Filter the rows and copy out each line that contains the string "угла".

--- start ---

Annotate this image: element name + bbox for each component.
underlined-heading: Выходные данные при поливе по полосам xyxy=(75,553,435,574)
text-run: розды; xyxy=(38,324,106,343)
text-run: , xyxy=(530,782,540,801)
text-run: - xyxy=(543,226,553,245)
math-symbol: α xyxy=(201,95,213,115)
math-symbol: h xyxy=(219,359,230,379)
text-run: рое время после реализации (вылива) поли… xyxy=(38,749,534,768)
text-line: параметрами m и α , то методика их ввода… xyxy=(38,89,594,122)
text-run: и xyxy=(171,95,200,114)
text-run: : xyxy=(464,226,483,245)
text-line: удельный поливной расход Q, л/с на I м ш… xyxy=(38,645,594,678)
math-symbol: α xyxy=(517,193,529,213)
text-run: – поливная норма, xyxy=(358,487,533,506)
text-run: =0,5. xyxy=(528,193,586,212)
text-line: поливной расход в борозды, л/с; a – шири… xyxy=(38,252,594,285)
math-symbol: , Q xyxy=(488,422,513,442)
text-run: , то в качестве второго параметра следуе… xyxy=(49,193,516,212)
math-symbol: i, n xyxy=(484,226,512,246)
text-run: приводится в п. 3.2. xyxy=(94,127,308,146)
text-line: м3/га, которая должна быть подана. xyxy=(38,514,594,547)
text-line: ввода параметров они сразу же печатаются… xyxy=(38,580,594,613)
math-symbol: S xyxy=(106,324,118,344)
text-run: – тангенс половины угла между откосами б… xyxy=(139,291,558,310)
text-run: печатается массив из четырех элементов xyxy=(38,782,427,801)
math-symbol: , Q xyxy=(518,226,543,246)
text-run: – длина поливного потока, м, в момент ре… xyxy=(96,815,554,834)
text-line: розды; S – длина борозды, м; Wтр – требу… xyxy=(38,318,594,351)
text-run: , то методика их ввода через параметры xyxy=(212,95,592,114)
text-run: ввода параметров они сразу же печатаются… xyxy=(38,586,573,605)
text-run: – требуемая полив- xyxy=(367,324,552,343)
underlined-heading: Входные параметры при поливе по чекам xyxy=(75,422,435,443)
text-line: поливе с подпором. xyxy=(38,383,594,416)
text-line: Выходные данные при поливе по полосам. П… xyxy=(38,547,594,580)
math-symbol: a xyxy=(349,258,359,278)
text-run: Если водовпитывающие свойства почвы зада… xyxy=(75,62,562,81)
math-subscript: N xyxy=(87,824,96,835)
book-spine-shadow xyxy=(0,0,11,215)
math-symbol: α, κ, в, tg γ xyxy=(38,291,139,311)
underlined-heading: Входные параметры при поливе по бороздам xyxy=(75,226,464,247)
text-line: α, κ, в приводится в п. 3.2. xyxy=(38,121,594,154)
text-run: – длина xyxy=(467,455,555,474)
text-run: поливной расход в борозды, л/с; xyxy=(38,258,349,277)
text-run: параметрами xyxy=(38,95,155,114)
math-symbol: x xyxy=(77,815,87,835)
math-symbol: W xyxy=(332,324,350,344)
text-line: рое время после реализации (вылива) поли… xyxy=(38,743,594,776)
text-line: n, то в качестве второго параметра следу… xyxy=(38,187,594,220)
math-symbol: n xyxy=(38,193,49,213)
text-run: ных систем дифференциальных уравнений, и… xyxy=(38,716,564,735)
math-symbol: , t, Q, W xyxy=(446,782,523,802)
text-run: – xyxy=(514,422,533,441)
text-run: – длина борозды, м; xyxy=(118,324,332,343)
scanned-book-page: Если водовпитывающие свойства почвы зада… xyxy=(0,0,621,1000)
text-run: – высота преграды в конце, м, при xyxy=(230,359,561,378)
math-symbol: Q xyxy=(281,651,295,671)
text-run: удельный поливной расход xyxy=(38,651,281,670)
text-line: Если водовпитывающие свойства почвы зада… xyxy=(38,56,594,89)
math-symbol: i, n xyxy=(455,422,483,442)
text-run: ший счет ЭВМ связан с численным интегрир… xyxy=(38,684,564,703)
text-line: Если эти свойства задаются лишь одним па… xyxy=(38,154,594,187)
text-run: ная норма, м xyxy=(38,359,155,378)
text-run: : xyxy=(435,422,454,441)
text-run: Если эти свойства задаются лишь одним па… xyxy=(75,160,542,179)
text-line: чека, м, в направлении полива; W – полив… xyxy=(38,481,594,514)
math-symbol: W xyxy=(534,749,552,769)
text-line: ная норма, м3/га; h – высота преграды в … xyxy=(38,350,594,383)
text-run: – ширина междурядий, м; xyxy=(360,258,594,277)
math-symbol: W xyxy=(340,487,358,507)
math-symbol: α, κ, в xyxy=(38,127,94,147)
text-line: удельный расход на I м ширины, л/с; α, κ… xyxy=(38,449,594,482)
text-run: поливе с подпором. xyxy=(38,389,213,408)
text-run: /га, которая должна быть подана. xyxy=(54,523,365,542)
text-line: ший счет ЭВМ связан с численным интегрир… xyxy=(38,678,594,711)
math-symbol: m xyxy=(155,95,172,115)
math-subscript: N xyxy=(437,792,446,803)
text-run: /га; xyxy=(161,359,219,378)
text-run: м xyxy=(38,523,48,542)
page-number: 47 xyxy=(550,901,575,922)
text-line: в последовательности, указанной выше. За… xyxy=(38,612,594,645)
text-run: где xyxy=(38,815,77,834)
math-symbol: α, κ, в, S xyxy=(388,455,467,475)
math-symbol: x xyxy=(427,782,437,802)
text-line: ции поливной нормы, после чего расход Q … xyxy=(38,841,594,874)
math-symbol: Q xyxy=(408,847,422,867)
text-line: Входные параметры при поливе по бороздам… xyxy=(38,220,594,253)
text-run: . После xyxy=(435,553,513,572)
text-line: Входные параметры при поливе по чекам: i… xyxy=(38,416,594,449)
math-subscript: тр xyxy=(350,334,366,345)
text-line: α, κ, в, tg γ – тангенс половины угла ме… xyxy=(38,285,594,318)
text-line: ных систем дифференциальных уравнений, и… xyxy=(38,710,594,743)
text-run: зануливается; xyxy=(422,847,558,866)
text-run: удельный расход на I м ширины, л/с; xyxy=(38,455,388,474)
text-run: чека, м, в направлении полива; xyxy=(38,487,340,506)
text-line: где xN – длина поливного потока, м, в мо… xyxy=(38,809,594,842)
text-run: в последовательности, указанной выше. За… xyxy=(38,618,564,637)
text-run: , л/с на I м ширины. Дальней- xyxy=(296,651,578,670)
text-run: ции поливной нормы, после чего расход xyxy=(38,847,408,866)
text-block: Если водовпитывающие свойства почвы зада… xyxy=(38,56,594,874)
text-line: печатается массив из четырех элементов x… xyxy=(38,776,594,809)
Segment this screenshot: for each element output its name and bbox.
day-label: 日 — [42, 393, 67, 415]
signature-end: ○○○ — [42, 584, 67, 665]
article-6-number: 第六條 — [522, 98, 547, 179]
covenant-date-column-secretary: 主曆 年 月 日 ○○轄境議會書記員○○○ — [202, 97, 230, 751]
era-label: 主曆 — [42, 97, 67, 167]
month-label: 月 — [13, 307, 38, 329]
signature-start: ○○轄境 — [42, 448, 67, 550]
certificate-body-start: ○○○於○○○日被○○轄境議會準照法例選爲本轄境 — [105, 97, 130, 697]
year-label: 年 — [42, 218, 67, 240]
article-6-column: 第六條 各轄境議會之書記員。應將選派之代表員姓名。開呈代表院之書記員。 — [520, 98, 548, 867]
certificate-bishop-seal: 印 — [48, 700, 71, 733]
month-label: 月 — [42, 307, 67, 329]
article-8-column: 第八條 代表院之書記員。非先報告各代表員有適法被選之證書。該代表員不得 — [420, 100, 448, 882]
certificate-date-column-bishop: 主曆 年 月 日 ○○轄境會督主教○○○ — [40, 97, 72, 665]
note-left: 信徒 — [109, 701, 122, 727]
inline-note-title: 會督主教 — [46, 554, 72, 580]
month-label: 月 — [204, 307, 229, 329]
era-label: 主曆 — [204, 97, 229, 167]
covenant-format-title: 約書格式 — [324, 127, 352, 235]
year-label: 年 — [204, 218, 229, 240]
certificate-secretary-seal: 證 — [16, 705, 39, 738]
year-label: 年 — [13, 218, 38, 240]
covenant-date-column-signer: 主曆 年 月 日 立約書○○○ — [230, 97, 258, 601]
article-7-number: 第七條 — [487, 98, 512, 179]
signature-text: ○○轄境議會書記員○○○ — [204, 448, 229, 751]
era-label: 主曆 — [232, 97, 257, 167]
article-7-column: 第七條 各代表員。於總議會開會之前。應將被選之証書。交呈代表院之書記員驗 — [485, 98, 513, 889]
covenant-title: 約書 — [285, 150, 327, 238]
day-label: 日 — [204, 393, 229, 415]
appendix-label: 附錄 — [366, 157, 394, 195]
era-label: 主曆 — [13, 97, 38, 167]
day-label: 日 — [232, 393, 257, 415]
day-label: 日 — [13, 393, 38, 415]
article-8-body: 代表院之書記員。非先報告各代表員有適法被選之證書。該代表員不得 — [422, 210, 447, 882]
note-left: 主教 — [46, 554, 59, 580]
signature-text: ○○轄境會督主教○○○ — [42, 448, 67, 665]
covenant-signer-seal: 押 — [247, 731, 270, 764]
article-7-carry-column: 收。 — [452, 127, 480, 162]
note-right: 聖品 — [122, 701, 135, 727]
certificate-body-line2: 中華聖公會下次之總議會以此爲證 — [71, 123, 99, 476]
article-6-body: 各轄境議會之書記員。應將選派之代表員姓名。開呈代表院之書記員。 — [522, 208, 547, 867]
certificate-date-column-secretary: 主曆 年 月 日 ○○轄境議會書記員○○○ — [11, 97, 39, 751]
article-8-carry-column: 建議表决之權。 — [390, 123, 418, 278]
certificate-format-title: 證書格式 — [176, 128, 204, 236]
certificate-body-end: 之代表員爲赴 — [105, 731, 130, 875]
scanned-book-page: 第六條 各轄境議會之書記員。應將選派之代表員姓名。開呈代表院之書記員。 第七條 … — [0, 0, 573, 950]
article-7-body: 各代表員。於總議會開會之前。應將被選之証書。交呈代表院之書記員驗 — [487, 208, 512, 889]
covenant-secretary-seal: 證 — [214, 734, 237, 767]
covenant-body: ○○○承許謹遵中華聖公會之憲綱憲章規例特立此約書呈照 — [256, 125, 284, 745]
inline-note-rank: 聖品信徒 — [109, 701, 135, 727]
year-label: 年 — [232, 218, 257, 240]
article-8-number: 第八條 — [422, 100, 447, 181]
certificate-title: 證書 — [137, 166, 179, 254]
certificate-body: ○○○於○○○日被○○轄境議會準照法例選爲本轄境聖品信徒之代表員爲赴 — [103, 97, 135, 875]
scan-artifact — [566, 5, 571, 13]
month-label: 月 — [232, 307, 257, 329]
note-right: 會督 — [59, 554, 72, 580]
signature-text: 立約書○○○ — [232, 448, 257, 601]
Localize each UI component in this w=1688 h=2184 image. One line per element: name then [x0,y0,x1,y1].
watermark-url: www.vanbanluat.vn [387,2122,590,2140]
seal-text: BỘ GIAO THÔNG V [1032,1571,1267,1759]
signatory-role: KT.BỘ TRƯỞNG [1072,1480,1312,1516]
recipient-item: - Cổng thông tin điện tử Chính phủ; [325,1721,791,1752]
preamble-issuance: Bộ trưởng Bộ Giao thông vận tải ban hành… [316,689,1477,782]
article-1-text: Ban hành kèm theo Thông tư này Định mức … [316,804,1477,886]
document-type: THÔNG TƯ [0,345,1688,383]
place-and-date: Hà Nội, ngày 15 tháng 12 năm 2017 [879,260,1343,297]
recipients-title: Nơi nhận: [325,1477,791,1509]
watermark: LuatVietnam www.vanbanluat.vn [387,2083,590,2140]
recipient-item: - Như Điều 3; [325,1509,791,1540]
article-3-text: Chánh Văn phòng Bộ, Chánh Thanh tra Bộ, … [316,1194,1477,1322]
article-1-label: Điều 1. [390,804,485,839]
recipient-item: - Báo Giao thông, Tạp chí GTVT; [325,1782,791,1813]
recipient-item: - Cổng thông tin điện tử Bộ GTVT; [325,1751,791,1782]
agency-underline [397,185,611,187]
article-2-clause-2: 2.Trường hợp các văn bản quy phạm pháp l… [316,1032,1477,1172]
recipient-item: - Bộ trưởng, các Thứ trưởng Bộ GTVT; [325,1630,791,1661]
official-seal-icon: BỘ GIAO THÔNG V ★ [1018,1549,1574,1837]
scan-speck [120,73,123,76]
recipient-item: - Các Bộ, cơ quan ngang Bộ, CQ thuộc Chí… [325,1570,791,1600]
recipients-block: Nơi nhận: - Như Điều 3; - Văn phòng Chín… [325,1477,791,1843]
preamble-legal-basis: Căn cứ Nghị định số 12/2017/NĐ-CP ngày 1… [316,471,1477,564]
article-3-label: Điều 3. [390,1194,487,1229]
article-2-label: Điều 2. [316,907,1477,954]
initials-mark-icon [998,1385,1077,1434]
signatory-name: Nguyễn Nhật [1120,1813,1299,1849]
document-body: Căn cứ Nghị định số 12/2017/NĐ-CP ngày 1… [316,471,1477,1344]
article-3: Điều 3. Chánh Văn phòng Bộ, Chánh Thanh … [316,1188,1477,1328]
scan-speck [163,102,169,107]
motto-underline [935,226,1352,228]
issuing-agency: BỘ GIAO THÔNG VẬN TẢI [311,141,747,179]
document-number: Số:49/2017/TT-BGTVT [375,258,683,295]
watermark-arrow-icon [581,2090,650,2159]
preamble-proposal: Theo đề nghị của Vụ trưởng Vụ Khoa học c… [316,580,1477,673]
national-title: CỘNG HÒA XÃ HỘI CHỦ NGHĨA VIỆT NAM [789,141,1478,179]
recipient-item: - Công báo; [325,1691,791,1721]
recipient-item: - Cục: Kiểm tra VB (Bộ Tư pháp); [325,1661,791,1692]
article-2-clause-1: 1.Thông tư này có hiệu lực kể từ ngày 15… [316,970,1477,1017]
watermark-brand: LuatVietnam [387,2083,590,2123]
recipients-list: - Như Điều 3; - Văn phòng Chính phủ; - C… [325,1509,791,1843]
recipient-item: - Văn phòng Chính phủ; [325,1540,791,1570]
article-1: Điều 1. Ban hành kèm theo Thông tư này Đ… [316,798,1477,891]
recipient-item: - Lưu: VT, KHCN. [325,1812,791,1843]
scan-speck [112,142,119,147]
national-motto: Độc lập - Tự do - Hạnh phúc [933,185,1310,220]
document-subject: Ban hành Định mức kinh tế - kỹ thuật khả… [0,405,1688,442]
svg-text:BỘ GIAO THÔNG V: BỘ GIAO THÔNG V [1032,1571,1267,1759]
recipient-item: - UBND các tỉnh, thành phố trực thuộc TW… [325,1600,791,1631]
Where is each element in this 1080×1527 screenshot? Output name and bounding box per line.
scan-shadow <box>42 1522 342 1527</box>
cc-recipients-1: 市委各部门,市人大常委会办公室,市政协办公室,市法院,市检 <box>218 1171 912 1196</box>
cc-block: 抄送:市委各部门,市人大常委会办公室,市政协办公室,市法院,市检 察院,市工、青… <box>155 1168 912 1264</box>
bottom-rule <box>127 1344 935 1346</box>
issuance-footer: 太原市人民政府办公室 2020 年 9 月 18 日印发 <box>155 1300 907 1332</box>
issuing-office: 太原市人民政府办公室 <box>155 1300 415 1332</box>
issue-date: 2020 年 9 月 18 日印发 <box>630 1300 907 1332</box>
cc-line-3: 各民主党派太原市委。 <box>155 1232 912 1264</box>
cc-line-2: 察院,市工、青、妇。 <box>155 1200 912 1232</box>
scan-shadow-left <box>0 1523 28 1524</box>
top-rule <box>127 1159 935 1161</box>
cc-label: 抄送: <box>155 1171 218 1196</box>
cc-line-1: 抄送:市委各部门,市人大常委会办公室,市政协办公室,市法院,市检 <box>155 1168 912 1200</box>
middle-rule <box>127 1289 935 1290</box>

--- end ---

Result.
text-run: – тангенс половины угла между откосами б… xyxy=(139,291,558,310)
text-line: α, κ, в, tg γ – тангенс половины угла ме… xyxy=(38,285,594,318)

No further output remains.